Records for the exercise:

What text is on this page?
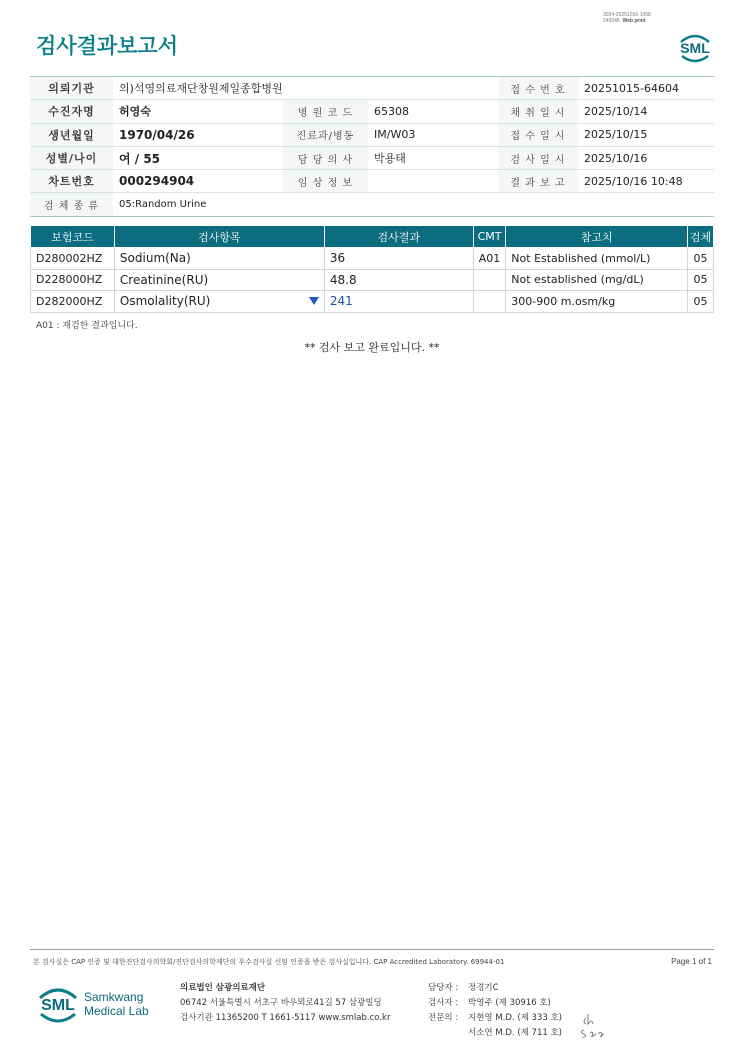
3034-20251016-1058
240046 Web print
검사결과보고서	SML
의뢰기관	의)석영의료재단창원제일종합병원			접 수 번 호	20251015-64604
수진자명	허영숙	병 원 코 드	65308	채 취 일 시	2025/10/14
생년월일	1970/04/26	진료과/병동	IM/W03	접 수 일 시	2025/10/15
성별/나이	여 / 55	담 당 의 사	박용태	검 사 일 시	2025/10/16
차트번호	000294904	임 상 정 보		결 과 보 고	2025/10/16 10:48
검 체 종 류	05:Random Urine				
보험코드	검사항목	검사결과	CMT	참고치	검체
D280002HZ	Sodium(Na)	36	A01	Not Established (mmol/L)	05
D228000HZ	Creatinine(RU)	48.8		Not established (mg/dL)	05
D282000HZ	Osmolality(RU)	241		300-900 m.osm/kg	05
A01 : 재검한 결과입니다.
** 검사 보고 완료입니다. **
본 검사실은 CAP 인증 및 대한진단검사의학회/진단검사의학재단의 우수검사실 신임 인증을 받은 검사실입니다. CAP Accredited Laboratory. 69944-01	Page 1 of 1
SML Samkwang
Medical Lab
의료법인 삼광의료재단
06742 서울특별시 서초구 바우뫼로41길 57 삼광빌딩
검사기관 11365200 T 1661-5117 www.smlab.co.kr
담당자 : 정경기C
검사자 : 박영주 (제 30916 호)
전문의 : 지현영 M.D. (제 333 호)
서소연 M.D. (제 711 호)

Required work:
Copy the data word for word. Pictures do not go in the copy.

Answer:
What text is on this page?
3034-20251016-1058
240046 Web print
검사결과보고서	SML
의뢰기관	의)석영의료재단창원제일종합병원			접 수 번 호	20251015-64604
수진자명	허영숙	병 원 코 드	65308	채 취 일 시	2025/10/14
생년월일	1970/04/26	진료과/병동	IM/W03	접 수 일 시	2025/10/15
성별/나이	여 / 55	담 당 의 사	박용태	검 사 일 시	2025/10/16
차트번호	000294904	임 상 정 보		결 과 보 고	2025/10/16 10:48
검 체 종 류	05:Random Urine				
보험코드	검사항목	검사결과	CMT	참고치	검체
D280002HZ	Sodium(Na)	36	A01	Not Established (mmol/L)	05
D228000HZ	Creatinine(RU)	48.8		Not established (mg/dL)	05
D282000HZ	Osmolality(RU)	241		300-900 m.osm/kg	05
A01 : 재검한 결과입니다.
** 검사 보고 완료입니다. **
본 검사실은 CAP 인증 및 대한진단검사의학회/진단검사의학재단의 우수검사실 신임 인증을 받은 검사실입니다. CAP Accredited Laboratory. 69944-01	Page 1 of 1
SML Samkwang
Medical Lab
의료법인 삼광의료재단
06742 서울특별시 서초구 바우뫼로41길 57 삼광빌딩
검사기관 11365200 T 1661-5117 www.smlab.co.kr
담당자 : 정경기C
검사자 : 박영주 (제 30916 호)
전문의 : 지현영 M.D. (제 333 호)
서소연 M.D. (제 711 호)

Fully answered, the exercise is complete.